_Work to do_:
Filter out everything except lines holding "title".

_Extracted entries_:
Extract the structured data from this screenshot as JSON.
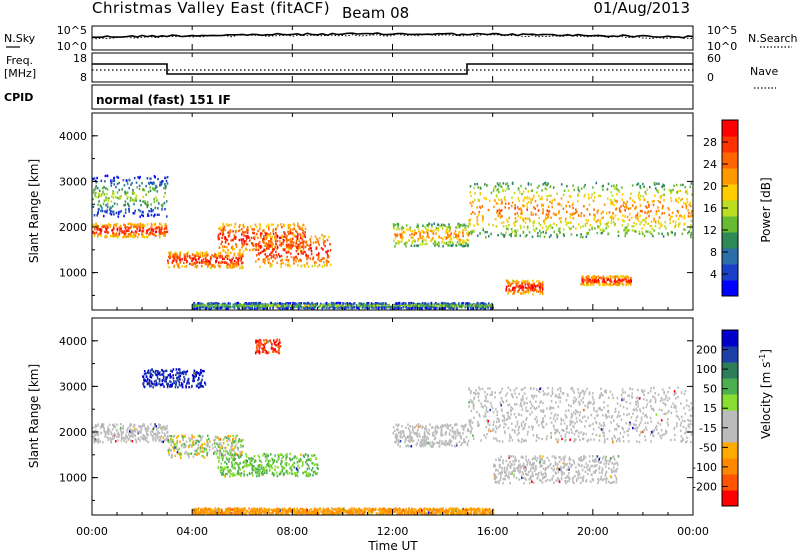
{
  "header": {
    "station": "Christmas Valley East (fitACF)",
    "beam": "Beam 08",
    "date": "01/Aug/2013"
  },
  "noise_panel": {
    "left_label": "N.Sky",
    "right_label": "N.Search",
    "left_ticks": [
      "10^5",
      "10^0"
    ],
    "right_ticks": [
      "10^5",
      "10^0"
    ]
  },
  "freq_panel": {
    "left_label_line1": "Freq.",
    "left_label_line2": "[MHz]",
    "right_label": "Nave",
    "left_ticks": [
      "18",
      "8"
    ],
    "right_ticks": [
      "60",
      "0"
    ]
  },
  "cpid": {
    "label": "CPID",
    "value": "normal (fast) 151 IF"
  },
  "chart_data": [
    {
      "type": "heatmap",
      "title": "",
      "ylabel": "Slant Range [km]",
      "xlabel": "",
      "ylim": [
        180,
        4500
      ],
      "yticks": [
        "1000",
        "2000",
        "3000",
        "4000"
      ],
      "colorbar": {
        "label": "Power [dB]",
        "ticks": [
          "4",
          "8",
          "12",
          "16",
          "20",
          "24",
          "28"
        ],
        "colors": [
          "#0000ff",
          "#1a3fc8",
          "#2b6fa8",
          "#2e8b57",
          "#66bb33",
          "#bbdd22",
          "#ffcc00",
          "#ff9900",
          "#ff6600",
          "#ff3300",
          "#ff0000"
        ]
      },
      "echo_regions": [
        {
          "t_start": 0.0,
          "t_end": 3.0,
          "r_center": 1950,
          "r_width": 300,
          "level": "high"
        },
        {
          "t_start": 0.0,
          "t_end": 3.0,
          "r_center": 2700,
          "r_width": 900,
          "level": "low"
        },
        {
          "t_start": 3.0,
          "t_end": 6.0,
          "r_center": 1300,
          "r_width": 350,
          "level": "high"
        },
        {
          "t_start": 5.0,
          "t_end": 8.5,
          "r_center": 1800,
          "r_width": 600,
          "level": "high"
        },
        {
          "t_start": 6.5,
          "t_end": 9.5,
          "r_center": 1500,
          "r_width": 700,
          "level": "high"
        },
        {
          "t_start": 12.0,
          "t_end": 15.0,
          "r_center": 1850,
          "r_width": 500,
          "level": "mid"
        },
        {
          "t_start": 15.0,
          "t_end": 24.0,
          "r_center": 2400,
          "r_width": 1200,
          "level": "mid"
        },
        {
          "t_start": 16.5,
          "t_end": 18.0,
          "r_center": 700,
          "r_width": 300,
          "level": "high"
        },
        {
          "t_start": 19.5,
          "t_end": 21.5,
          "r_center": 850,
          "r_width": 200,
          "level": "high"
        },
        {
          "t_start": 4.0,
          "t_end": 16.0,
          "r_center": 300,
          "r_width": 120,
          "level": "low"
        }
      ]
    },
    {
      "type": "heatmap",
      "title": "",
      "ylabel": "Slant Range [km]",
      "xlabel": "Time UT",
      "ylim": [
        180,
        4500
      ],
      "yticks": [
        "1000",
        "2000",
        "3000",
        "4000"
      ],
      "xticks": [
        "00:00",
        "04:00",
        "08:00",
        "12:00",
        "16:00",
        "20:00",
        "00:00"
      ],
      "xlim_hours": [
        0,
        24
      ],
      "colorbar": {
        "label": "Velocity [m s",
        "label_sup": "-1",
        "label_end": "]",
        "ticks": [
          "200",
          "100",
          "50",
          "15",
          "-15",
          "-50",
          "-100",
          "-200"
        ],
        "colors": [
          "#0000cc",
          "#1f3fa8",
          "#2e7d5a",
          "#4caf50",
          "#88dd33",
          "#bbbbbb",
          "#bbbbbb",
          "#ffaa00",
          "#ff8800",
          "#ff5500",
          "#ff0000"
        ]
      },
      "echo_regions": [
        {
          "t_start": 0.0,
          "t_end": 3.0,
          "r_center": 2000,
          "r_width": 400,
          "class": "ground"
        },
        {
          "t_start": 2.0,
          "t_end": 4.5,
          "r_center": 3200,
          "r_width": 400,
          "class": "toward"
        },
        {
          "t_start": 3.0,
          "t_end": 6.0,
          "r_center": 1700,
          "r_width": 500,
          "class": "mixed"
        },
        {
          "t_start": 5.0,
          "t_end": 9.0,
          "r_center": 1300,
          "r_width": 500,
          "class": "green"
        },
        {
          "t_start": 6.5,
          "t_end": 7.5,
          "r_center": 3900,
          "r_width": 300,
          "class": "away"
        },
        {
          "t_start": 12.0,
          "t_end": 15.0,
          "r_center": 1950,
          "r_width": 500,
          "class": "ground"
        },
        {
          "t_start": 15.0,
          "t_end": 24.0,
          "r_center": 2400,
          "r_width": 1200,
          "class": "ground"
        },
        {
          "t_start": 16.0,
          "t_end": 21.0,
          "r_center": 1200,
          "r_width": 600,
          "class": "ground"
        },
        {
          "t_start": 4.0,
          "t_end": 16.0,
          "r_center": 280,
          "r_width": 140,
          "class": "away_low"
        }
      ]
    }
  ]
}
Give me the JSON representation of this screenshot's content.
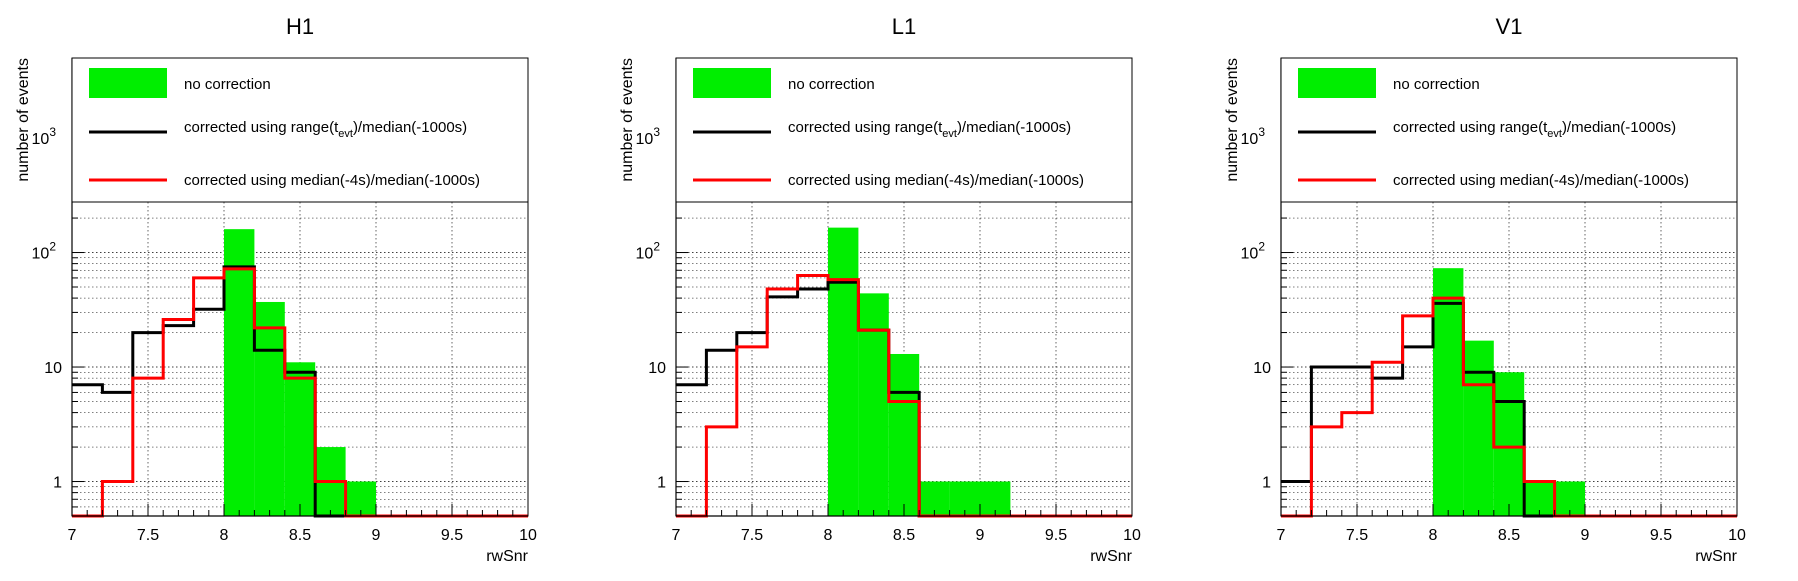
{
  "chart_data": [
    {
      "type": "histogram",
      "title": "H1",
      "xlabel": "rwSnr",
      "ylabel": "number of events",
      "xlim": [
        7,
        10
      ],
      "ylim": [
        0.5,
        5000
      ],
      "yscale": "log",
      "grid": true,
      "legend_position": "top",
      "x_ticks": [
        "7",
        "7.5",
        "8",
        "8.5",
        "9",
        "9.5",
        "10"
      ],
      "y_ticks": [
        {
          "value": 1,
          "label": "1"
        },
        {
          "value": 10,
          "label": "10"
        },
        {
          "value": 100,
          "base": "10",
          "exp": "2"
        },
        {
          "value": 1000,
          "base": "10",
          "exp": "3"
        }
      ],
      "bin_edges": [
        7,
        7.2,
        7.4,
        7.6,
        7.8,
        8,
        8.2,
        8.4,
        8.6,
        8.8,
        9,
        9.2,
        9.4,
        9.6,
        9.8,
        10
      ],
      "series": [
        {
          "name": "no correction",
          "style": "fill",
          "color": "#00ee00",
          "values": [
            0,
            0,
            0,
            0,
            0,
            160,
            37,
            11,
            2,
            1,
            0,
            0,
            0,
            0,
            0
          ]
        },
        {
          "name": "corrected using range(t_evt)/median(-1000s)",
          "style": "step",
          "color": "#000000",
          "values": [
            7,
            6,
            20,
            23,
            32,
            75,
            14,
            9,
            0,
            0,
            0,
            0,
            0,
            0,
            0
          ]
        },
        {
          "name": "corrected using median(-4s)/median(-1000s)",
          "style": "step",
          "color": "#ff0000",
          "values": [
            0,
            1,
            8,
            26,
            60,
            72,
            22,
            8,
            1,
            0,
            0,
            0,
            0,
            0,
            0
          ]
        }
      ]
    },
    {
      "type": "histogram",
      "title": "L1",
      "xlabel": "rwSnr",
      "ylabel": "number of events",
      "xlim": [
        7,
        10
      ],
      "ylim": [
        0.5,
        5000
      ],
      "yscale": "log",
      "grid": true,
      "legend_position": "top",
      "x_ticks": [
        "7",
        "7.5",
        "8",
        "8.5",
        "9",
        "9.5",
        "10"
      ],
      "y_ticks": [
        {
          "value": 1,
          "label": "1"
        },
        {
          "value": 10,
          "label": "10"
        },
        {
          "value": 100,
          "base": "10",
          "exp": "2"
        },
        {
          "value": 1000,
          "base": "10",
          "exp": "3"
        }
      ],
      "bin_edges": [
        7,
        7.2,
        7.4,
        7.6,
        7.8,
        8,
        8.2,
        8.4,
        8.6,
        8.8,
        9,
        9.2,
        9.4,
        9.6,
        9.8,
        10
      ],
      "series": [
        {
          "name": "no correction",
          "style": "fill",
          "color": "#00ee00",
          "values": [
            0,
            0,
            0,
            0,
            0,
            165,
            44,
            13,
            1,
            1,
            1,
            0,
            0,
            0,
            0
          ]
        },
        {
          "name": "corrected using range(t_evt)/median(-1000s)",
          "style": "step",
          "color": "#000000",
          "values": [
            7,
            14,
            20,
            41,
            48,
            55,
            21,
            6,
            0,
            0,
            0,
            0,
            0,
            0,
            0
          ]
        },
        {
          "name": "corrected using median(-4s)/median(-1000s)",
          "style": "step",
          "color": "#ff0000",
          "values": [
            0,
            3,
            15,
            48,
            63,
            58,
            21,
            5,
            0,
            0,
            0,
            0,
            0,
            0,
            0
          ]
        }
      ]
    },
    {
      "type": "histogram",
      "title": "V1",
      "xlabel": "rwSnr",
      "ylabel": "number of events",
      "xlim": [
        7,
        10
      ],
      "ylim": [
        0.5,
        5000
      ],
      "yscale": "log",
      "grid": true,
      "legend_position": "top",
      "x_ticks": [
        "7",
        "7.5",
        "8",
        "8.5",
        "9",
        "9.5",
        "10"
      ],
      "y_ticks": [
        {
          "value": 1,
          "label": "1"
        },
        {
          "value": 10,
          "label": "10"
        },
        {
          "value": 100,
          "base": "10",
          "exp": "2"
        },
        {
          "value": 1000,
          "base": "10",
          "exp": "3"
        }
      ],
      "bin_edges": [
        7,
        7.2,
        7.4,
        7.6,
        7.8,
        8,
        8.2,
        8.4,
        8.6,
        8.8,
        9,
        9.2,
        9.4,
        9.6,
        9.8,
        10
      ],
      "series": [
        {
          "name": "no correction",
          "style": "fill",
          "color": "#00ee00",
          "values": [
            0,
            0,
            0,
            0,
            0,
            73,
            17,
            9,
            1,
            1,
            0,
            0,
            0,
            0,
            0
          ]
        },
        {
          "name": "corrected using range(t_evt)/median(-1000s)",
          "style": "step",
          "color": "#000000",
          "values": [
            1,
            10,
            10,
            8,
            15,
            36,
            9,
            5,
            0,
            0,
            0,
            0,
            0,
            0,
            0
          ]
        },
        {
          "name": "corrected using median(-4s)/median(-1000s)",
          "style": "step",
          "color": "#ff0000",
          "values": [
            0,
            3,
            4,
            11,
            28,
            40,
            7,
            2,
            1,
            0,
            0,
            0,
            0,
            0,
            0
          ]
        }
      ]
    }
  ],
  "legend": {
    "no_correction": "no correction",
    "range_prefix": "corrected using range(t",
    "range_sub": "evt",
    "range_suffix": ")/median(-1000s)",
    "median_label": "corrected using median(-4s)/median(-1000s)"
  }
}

_Result of the exercise_:
      "title": "",
      "title": "",
      "title": "H1",
      "title": "L1",
      "title": "V1",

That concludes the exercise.